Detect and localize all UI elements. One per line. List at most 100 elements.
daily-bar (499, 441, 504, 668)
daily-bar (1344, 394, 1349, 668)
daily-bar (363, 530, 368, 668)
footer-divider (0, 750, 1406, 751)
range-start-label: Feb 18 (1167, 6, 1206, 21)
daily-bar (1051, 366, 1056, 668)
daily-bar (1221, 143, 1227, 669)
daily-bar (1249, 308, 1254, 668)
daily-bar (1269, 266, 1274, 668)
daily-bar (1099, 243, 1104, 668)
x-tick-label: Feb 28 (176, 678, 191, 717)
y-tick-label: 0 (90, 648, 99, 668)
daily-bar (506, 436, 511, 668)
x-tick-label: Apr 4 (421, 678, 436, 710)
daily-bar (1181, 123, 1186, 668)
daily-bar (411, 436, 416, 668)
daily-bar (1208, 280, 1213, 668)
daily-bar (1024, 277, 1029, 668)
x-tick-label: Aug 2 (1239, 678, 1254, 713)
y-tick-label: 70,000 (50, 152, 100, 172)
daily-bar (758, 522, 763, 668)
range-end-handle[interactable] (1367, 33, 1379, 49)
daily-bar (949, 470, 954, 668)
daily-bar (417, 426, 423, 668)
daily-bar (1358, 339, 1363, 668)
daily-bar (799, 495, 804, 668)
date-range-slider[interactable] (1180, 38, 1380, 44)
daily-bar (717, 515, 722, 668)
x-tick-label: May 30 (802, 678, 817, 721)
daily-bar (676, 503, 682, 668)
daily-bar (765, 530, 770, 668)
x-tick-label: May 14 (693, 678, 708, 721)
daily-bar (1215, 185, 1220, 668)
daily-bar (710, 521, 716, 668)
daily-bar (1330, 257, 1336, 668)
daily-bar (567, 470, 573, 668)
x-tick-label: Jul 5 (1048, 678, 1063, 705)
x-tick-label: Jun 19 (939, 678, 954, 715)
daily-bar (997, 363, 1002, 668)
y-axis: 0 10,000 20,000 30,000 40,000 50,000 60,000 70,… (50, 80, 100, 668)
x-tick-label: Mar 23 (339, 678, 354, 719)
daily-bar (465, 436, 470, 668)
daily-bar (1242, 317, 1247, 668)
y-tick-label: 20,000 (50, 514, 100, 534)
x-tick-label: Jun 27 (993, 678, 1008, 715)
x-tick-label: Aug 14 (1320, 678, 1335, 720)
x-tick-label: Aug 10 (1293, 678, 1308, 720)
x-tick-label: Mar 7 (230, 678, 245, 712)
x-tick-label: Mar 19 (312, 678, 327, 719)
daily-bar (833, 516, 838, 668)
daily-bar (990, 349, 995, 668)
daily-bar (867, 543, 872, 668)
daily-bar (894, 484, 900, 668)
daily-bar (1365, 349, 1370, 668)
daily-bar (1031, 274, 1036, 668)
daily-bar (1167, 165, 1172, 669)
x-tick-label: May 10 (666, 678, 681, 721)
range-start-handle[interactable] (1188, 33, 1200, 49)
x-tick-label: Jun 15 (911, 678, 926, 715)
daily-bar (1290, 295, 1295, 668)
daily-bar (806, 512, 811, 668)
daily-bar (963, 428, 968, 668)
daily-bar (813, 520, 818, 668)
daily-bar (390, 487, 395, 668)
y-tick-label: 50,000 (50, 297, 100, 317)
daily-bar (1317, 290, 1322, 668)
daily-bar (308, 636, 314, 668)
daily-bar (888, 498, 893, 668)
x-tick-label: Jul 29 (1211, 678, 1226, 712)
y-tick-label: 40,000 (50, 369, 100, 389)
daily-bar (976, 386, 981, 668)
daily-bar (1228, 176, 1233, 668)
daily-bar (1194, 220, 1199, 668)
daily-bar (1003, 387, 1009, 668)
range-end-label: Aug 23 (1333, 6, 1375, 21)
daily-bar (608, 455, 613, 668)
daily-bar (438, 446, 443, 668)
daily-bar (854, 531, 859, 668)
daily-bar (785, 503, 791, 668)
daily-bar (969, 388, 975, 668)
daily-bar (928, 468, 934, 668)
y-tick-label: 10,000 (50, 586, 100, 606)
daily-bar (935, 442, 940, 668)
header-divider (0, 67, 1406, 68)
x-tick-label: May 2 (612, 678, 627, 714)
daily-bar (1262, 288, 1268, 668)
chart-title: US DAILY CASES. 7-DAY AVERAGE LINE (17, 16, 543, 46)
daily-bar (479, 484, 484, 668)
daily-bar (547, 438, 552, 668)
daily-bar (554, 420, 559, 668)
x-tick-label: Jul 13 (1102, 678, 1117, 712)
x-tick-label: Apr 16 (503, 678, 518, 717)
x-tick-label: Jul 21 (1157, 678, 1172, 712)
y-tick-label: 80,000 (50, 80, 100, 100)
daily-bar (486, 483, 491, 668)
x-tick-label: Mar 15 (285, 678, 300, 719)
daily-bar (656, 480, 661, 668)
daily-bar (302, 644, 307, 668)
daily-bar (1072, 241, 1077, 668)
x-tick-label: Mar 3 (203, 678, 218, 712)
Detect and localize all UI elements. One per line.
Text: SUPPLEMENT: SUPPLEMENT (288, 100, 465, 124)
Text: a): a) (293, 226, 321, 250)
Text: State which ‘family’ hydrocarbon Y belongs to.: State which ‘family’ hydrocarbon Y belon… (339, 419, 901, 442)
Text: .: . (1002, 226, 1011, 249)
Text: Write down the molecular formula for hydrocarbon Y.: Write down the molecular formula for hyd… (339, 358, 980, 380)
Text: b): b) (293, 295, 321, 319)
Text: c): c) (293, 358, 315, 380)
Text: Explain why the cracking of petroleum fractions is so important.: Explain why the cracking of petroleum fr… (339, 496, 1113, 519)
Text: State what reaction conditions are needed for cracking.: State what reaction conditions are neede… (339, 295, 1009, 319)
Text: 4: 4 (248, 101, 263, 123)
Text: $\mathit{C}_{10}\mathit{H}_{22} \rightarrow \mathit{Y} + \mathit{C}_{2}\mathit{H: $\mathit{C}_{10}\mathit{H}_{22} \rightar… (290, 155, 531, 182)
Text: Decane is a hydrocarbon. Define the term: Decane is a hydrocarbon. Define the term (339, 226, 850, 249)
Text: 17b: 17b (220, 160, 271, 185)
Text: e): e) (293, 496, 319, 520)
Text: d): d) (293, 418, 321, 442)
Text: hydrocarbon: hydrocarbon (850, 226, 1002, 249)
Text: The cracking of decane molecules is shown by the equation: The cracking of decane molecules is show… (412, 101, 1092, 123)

→ **Problem to work on**
Quote every line of the listing above word for word, from the first line to the last.

→ **Result of this task**
Detect and localize all UI elements. One per line. List at most 100 elements.
daily-bar (499, 441, 504, 668)
daily-bar (1344, 394, 1349, 668)
daily-bar (363, 530, 368, 668)
footer-divider (0, 750, 1406, 751)
range-start-label: Feb 18 (1167, 6, 1206, 21)
daily-bar (1051, 366, 1056, 668)
daily-bar (1221, 143, 1227, 669)
daily-bar (1249, 308, 1254, 668)
daily-bar (1269, 266, 1274, 668)
daily-bar (1099, 243, 1104, 668)
x-tick-label: Feb 28 (176, 678, 191, 717)
y-tick-label: 0 (90, 648, 99, 668)
daily-bar (506, 436, 511, 668)
x-tick-label: Apr 4 (421, 678, 436, 710)
daily-bar (1181, 123, 1186, 668)
daily-bar (411, 436, 416, 668)
daily-bar (1208, 280, 1213, 668)
daily-bar (1024, 277, 1029, 668)
x-tick-label: Aug 2 (1239, 678, 1254, 713)
y-tick-label: 70,000 (50, 152, 100, 172)
daily-bar (758, 522, 763, 668)
range-end-handle[interactable] (1367, 33, 1379, 49)
daily-bar (949, 470, 954, 668)
daily-bar (417, 426, 423, 668)
daily-bar (1358, 339, 1363, 668)
daily-bar (799, 495, 804, 668)
date-range-slider[interactable] (1180, 38, 1380, 44)
daily-bar (717, 515, 722, 668)
x-tick-label: May 30 (802, 678, 817, 721)
daily-bar (676, 503, 682, 668)
daily-bar (765, 530, 770, 668)
x-tick-label: May 14 (693, 678, 708, 721)
daily-bar (1215, 185, 1220, 668)
daily-bar (710, 521, 716, 668)
daily-bar (1330, 257, 1336, 668)
daily-bar (567, 470, 573, 668)
x-tick-label: Jul 5 (1048, 678, 1063, 705)
x-tick-label: Jun 19 (939, 678, 954, 715)
daily-bar (997, 363, 1002, 668)
y-axis: 0 10,000 20,000 30,000 40,000 50,000 60,000 70,… (50, 80, 100, 668)
x-tick-label: Mar 23 (339, 678, 354, 719)
daily-bar (465, 436, 470, 668)
daily-bar (1242, 317, 1247, 668)
y-tick-label: 20,000 (50, 514, 100, 534)
x-tick-label: Jun 27 (993, 678, 1008, 715)
x-tick-label: Aug 14 (1320, 678, 1335, 720)
x-tick-label: Aug 10 (1293, 678, 1308, 720)
x-tick-label: Mar 7 (230, 678, 245, 712)
x-tick-label: Mar 19 (312, 678, 327, 719)
daily-bar (833, 516, 838, 668)
daily-bar (990, 349, 995, 668)
daily-bar (867, 543, 872, 668)
daily-bar (894, 484, 900, 668)
daily-bar (1365, 349, 1370, 668)
daily-bar (1031, 274, 1036, 668)
daily-bar (1167, 165, 1172, 669)
x-tick-label: May 10 (666, 678, 681, 721)
range-start-handle[interactable] (1188, 33, 1200, 49)
x-tick-label: Jun 15 (911, 678, 926, 715)
daily-bar (1290, 295, 1295, 668)
daily-bar (806, 512, 811, 668)
daily-bar (963, 428, 968, 668)
daily-bar (813, 520, 818, 668)
daily-bar (390, 487, 395, 668)
y-tick-label: 50,000 (50, 297, 100, 317)
daily-bar (1317, 290, 1322, 668)
daily-bar (308, 636, 314, 668)
daily-bar (888, 498, 893, 668)
x-tick-label: Jul 29 (1211, 678, 1226, 712)
y-tick-label: 40,000 (50, 369, 100, 389)
daily-bar (976, 386, 981, 668)
daily-bar (1228, 176, 1233, 668)
daily-bar (1194, 220, 1199, 668)
daily-bar (1003, 387, 1009, 668)
range-end-label: Aug 23 (1333, 6, 1375, 21)
daily-bar (608, 455, 613, 668)
daily-bar (438, 446, 443, 668)
daily-bar (854, 531, 859, 668)
daily-bar (785, 503, 791, 668)
daily-bar (969, 388, 975, 668)
daily-bar (928, 468, 934, 668)
y-tick-label: 10,000 (50, 586, 100, 606)
daily-bar (935, 442, 940, 668)
header-divider (0, 67, 1406, 68)
x-tick-label: May 2 (612, 678, 627, 714)
daily-bar (1262, 288, 1268, 668)
chart-title: US DAILY CASES. 7-DAY AVERAGE LINE (17, 16, 543, 46)
daily-bar (479, 484, 484, 668)
daily-bar (547, 438, 552, 668)
daily-bar (554, 420, 559, 668)
x-tick-label: Jul 13 (1102, 678, 1117, 712)
x-tick-label: Apr 16 (503, 678, 518, 717)
x-tick-label: Jul 21 (1157, 678, 1172, 712)
y-tick-label: 80,000 (50, 80, 100, 100)
daily-bar (486, 483, 491, 668)
x-tick-label: Mar 15 (285, 678, 300, 719)
daily-bar (656, 480, 661, 668)
daily-bar (302, 644, 307, 668)
daily-bar (1072, 241, 1077, 668)
x-tick-label: Mar 3 (203, 678, 218, 712)
Detect and localize all UI elements. One per line.
Text: SUPPLEMENT: SUPPLEMENT (288, 100, 465, 124)
Text: a): a) (293, 226, 321, 250)
Text: State which ‘family’ hydrocarbon Y belongs to.: State which ‘family’ hydrocarbon Y belon… (339, 419, 901, 442)
Text: .: . (1002, 226, 1011, 249)
Text: Write down the molecular formula for hydrocarbon Y.: Write down the molecular formula for hyd… (339, 358, 980, 380)
Text: b): b) (293, 295, 321, 319)
Text: c): c) (293, 358, 315, 380)
Text: Explain why the cracking of petroleum fractions is so important.: Explain why the cracking of petroleum fr… (339, 496, 1113, 519)
Text: State what reaction conditions are needed for cracking.: State what reaction conditions are neede… (339, 295, 1009, 319)
Text: 4: 4 (248, 101, 263, 123)
Text: $\mathit{C}_{10}\mathit{H}_{22} \rightarrow \mathit{Y} + \mathit{C}_{2}\mathit{H: $\mathit{C}_{10}\mathit{H}_{22} \rightar… (290, 155, 531, 182)
Text: Decane is a hydrocarbon. Define the term: Decane is a hydrocarbon. Define the term (339, 226, 850, 249)
Text: 17b: 17b (220, 160, 271, 185)
Text: e): e) (293, 496, 319, 520)
Text: d): d) (293, 418, 321, 442)
Text: hydrocarbon: hydrocarbon (850, 226, 1002, 249)
Text: The cracking of decane molecules is shown by the equation: The cracking of decane molecules is show… (412, 101, 1092, 123)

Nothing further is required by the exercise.